REQUIREMENT: Find how many lines in the data below include the word "Model", then write only that number.

----------

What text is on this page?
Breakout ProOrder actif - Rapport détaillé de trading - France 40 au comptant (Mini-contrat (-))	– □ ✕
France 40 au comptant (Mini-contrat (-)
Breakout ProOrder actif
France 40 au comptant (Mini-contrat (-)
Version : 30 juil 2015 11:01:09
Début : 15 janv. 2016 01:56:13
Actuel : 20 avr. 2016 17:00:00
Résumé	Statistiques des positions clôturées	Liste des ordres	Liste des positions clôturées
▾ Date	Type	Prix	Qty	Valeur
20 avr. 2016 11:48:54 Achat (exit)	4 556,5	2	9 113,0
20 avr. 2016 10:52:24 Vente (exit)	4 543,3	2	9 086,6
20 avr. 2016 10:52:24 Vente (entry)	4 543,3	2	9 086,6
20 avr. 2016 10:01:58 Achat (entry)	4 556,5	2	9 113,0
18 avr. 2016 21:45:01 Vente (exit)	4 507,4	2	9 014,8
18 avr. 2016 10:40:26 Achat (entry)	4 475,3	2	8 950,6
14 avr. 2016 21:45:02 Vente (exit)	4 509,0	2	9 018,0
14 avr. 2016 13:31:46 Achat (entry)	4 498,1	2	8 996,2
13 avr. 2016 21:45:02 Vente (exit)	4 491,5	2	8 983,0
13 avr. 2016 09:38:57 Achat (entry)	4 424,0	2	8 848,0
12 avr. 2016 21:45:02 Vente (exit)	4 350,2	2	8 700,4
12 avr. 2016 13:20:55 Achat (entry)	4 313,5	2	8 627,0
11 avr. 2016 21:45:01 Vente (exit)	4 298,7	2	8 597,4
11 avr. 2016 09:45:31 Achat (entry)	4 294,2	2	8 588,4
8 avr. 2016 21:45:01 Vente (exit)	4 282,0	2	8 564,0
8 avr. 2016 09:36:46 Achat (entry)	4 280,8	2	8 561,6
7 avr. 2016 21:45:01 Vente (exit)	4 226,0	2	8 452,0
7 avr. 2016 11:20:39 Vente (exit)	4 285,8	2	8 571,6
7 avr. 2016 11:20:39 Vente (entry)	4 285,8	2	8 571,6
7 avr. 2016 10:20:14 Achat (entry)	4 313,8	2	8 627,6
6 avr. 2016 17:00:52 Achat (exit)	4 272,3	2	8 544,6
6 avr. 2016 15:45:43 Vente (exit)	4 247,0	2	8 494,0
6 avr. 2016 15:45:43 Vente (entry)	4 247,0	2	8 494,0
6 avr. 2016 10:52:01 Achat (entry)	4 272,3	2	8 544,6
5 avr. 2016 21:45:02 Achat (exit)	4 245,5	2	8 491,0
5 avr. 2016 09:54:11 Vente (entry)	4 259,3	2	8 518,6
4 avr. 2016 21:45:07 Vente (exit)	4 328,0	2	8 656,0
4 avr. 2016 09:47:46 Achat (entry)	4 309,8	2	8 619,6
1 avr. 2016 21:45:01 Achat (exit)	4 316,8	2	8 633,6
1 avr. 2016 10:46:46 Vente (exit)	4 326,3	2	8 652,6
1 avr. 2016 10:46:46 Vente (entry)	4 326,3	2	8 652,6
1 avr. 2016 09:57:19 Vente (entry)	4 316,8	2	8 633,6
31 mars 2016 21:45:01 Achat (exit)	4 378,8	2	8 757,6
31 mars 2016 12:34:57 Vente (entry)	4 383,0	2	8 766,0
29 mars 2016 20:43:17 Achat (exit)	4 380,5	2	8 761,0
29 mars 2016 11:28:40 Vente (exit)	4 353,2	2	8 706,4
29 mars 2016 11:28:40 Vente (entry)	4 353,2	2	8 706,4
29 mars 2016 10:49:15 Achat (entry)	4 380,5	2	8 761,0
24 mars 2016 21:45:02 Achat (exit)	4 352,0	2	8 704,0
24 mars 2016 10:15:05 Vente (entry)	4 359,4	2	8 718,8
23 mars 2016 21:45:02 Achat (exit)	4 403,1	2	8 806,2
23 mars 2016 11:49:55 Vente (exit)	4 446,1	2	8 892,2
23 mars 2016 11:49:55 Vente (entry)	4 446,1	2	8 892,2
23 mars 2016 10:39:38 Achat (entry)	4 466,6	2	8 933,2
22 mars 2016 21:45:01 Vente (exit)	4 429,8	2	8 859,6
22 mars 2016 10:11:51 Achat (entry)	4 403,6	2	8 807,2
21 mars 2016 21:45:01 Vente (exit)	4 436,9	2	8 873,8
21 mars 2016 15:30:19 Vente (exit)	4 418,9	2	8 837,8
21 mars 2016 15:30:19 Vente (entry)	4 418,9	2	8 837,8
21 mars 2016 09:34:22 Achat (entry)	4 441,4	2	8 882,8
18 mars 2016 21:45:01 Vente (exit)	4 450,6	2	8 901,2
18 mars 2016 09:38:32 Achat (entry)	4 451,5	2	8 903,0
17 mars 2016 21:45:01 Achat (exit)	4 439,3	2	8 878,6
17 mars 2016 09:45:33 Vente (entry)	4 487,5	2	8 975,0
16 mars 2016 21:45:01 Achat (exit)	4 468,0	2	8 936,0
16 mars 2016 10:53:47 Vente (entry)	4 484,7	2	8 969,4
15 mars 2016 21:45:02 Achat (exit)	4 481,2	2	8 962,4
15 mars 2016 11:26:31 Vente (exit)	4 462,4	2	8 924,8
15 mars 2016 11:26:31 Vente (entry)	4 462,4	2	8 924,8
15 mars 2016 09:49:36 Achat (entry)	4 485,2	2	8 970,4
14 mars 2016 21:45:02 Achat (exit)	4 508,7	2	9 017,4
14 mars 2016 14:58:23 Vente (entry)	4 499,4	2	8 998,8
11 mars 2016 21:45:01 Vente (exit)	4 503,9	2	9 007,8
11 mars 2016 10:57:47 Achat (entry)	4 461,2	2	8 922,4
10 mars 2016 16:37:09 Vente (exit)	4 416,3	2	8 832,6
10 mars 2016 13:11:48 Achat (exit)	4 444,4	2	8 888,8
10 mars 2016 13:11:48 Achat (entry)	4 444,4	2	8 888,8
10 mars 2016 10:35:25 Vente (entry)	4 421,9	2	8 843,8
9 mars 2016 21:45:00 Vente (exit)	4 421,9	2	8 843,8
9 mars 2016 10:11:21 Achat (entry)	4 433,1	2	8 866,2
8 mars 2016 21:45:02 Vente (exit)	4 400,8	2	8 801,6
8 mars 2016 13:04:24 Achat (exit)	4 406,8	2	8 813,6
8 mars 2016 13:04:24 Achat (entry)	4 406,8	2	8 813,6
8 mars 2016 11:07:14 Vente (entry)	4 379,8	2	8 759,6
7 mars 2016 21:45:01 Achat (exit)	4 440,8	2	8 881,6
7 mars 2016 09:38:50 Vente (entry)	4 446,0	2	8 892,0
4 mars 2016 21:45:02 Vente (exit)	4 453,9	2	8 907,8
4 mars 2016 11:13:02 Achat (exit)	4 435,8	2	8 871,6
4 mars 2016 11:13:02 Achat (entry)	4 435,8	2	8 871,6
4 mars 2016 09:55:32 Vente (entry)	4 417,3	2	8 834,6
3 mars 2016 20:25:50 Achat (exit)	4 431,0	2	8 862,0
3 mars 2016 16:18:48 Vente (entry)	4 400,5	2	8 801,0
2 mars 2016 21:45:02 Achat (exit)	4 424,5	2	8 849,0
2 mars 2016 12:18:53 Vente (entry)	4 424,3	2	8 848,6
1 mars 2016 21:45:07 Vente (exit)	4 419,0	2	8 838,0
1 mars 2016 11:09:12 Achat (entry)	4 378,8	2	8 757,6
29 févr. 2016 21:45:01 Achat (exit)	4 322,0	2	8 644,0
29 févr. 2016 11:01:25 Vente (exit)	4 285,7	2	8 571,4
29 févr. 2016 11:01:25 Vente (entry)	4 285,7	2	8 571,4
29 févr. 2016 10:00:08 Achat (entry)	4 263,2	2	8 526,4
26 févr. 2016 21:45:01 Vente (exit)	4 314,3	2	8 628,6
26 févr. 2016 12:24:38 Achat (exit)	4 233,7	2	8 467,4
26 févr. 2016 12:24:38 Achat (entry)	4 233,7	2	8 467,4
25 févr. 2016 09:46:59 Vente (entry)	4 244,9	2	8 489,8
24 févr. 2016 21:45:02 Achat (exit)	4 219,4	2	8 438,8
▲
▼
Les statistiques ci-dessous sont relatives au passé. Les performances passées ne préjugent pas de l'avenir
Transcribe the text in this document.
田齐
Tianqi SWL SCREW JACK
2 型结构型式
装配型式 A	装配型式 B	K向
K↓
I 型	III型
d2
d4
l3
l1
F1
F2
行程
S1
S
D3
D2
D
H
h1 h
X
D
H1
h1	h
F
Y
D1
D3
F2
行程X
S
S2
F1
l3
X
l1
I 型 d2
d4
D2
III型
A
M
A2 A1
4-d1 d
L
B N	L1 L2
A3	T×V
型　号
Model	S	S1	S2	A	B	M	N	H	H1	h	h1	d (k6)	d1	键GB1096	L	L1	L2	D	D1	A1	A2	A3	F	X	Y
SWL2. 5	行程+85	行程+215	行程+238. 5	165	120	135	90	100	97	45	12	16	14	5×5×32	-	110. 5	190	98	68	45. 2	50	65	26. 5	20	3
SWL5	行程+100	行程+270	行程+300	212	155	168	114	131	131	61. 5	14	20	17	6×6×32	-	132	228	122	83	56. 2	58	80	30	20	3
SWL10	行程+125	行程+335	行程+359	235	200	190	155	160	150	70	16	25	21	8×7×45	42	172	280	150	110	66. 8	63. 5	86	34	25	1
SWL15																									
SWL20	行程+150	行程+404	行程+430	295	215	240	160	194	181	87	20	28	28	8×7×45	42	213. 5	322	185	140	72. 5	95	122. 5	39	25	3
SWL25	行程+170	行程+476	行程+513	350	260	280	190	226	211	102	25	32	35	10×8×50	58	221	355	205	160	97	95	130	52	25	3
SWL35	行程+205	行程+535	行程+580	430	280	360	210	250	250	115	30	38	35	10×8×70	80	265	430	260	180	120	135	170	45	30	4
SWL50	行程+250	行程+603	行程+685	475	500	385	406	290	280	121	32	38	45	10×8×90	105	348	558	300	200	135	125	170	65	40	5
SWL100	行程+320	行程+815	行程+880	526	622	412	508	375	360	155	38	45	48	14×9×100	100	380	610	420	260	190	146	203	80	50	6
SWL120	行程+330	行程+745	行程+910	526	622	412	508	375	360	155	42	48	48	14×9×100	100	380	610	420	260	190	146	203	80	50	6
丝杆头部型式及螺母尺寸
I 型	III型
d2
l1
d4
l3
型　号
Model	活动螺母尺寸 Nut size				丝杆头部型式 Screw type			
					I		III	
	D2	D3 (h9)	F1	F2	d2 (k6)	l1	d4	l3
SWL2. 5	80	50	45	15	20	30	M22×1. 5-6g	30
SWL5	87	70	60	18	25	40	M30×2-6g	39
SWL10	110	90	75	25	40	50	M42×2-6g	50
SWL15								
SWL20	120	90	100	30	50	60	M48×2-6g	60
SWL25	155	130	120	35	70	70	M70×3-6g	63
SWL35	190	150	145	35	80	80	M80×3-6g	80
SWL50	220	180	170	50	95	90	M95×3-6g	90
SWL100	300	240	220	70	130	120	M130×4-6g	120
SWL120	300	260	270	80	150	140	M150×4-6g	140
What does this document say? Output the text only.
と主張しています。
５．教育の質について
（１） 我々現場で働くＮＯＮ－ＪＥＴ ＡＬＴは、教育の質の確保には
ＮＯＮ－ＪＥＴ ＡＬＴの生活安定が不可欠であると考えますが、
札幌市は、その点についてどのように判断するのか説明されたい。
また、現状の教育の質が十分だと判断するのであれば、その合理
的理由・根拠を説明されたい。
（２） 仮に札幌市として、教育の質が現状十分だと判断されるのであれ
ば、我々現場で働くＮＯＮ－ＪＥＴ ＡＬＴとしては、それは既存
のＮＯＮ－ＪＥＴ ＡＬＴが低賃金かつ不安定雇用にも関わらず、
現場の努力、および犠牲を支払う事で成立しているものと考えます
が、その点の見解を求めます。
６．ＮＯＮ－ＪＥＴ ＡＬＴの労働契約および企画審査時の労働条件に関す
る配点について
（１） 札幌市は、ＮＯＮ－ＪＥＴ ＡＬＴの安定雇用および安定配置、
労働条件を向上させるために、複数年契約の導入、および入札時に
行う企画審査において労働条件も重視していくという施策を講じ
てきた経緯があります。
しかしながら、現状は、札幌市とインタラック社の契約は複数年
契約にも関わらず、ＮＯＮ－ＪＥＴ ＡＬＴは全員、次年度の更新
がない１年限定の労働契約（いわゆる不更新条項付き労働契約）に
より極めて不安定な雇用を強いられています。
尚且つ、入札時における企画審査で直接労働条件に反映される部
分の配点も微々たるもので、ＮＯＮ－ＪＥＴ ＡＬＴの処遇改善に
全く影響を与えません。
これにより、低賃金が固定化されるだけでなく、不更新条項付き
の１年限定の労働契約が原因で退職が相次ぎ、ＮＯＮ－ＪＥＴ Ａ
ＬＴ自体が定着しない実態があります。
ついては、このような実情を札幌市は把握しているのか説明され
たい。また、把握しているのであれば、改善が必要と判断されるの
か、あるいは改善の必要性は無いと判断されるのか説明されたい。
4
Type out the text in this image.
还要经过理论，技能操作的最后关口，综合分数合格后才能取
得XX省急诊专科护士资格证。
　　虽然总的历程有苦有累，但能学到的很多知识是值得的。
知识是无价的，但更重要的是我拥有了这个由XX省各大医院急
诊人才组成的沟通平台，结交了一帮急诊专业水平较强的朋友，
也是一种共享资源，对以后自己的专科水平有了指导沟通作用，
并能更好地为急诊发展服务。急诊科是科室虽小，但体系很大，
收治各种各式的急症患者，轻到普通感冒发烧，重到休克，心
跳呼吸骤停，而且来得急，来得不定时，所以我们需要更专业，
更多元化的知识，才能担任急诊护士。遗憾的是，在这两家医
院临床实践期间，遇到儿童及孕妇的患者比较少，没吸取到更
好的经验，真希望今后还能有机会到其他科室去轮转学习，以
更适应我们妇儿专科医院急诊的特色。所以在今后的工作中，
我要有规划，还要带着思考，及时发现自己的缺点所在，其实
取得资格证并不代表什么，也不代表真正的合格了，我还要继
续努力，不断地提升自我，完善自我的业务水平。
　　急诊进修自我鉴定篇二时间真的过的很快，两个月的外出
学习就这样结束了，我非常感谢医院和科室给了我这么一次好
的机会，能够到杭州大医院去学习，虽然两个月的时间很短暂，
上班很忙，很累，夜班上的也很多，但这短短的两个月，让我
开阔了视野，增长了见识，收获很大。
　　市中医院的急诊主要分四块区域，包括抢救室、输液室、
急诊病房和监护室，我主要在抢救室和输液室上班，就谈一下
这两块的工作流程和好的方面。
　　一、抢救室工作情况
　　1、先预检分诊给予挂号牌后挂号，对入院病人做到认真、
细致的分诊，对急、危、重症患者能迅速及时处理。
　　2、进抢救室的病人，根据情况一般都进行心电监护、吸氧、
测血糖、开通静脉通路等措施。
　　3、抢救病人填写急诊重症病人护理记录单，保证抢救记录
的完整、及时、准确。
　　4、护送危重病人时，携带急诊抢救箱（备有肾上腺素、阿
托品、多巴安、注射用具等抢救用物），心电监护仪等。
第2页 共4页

----------

RESULT OF THE EXERCISE: 2